**Description of the task**
Wherever a line below holds the word "text", copy that line.
|---|
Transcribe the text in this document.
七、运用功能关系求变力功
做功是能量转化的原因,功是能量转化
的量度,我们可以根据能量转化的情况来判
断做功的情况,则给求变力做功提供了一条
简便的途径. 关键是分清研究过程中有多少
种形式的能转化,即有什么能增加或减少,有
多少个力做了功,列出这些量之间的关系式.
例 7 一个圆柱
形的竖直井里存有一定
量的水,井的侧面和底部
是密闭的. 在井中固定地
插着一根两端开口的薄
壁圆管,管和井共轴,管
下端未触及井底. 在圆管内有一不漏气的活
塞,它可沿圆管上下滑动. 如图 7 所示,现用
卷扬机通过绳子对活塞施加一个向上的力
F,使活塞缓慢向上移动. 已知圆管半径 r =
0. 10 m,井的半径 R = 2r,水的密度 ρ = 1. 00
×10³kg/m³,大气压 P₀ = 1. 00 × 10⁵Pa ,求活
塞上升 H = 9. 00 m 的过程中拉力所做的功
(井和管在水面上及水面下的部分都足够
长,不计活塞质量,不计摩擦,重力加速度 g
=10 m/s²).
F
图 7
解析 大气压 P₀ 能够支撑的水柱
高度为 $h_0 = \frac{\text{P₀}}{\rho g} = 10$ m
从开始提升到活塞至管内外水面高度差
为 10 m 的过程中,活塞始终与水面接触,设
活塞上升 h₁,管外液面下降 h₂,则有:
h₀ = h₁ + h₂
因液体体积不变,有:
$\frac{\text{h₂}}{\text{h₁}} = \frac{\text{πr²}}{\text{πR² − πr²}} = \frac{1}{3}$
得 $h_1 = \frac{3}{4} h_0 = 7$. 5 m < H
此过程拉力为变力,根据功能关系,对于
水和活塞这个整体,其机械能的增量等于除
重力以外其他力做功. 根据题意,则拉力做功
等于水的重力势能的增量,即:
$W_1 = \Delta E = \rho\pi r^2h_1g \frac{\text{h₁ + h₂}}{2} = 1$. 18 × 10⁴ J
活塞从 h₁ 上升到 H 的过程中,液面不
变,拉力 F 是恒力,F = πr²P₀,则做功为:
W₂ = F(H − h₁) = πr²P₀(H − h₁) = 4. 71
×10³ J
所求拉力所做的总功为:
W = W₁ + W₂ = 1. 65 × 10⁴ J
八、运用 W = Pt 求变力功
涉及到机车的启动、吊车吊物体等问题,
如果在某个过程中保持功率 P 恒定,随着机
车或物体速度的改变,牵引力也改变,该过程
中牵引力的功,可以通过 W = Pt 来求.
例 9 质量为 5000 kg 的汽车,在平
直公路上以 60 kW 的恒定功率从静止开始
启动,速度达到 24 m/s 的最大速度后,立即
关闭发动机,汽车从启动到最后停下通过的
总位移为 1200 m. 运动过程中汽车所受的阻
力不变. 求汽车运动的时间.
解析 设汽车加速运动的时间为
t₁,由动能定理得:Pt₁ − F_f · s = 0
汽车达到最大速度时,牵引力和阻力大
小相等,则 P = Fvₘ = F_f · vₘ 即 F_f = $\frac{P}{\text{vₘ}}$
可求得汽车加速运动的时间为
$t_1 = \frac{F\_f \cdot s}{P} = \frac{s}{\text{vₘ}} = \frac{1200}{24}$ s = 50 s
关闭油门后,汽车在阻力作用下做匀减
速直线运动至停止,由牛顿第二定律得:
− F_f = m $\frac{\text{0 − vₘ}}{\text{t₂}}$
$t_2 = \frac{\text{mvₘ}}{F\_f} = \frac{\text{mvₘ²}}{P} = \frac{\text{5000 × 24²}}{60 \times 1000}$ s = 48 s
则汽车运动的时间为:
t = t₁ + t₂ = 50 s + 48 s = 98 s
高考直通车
|---|
**Response to the task**
Transcribe the text in this document.
高度为 $h_0 = \frac{\text{P₀}}{\rho g} = 10$ m
$\frac{\text{h₂}}{\text{h₁}} = \frac{\text{πr²}}{\text{πR² − πr²}} = \frac{1}{3}$
$W_1 = \Delta E = \rho\pi r^2h_1g \frac{\text{h₁ + h₂}}{2} = 1$. 18 × 10⁴ J
小相等,则 P = Fvₘ = F_f · vₘ 即 F_f = $\frac{P}{\text{vₘ}}$
$t_1 = \frac{F\_f \cdot s}{P} = \frac{s}{\text{vₘ}} = \frac{1200}{24}$ s = 50 s
− F_f = m $\frac{\text{0 − vₘ}}{\text{t₂}}$
$t_2 = \frac{\text{mvₘ}}{F\_f} = \frac{\text{mvₘ²}}{P} = \frac{\text{5000 × 24²}}{60 \times 1000}$ s = 48 s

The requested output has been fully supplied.